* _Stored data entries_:
• • • •

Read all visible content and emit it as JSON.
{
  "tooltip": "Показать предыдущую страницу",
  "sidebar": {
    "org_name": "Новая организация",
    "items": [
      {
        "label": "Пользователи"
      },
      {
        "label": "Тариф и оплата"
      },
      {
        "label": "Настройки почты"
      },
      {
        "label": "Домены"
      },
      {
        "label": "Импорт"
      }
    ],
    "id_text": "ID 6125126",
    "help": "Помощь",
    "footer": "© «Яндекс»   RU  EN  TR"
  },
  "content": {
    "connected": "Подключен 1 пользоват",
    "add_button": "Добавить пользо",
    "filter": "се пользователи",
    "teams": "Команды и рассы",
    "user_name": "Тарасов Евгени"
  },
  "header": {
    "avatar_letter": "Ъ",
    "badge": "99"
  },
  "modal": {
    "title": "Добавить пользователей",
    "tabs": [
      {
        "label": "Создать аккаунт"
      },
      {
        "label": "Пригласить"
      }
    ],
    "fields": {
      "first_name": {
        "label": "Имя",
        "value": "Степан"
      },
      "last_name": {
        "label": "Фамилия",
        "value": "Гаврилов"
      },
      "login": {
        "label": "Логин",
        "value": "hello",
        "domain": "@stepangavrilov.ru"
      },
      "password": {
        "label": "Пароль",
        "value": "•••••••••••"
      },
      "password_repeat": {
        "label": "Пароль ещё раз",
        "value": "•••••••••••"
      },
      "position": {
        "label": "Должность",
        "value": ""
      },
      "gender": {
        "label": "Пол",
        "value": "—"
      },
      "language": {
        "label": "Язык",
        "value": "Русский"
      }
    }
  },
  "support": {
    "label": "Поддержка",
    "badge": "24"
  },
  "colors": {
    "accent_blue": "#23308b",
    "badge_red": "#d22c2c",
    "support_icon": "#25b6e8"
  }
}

• • • •

* _WHAT IS ASKED_: Take the entries above and copy them out exactly.

* _THE COMPLETED TASK_:
Read all visible content and emit it as JSON.
{
  "tooltip": "Показать предыдущую страницу",
  "sidebar": {
    "org_name": "Новая организация",
    "items": [
      {
        "label": "Пользователи"
      },
      {
        "label": "Тариф и оплата"
      },
      {
        "label": "Настройки почты"
      },
      {
        "label": "Домены"
      },
      {
        "label": "Импорт"
      }
    ],
    "id_text": "ID 6125126",
    "help": "Помощь",
    "footer": "© «Яндекс»   RU  EN  TR"
  },
  "content": {
    "connected": "Подключен 1 пользоват",
    "add_button": "Добавить пользо",
    "filter": "се пользователи",
    "teams": "Команды и рассы",
    "user_name": "Тарасов Евгени"
  },
  "header": {
    "avatar_letter": "Ъ",
    "badge": "99"
  },
  "modal": {
    "title": "Добавить пользователей",
    "tabs": [
      {
        "label": "Создать аккаунт"
      },
      {
        "label": "Пригласить"
      }
    ],
    "fields": {
      "first_name": {
        "label": "Имя",
        "value": "Степан"
      },
      "last_name": {
        "label": "Фамилия",
        "value": "Гаврилов"
      },
      "login": {
        "label": "Логин",
        "value": "hello",
        "domain": "@stepangavrilov.ru"
      },
      "password": {
        "label": "Пароль",
        "value": "•••••••••••"
      },
      "password_repeat": {
        "label": "Пароль ещё раз",
        "value": "•••••••••••"
      },
      "position": {
        "label": "Должность",
        "value": ""
      },
      "gender": {
        "label": "Пол",
        "value": "—"
      },
      "language": {
        "label": "Язык",
        "value": "Русский"
      }
    }
  },
  "support": {
    "label": "Поддержка",
    "badge": "24"
  },
  "colors": {
    "accent_blue": "#23308b",
    "badge_red": "#d22c2c",
    "support_icon": "#25b6e8"
  }
}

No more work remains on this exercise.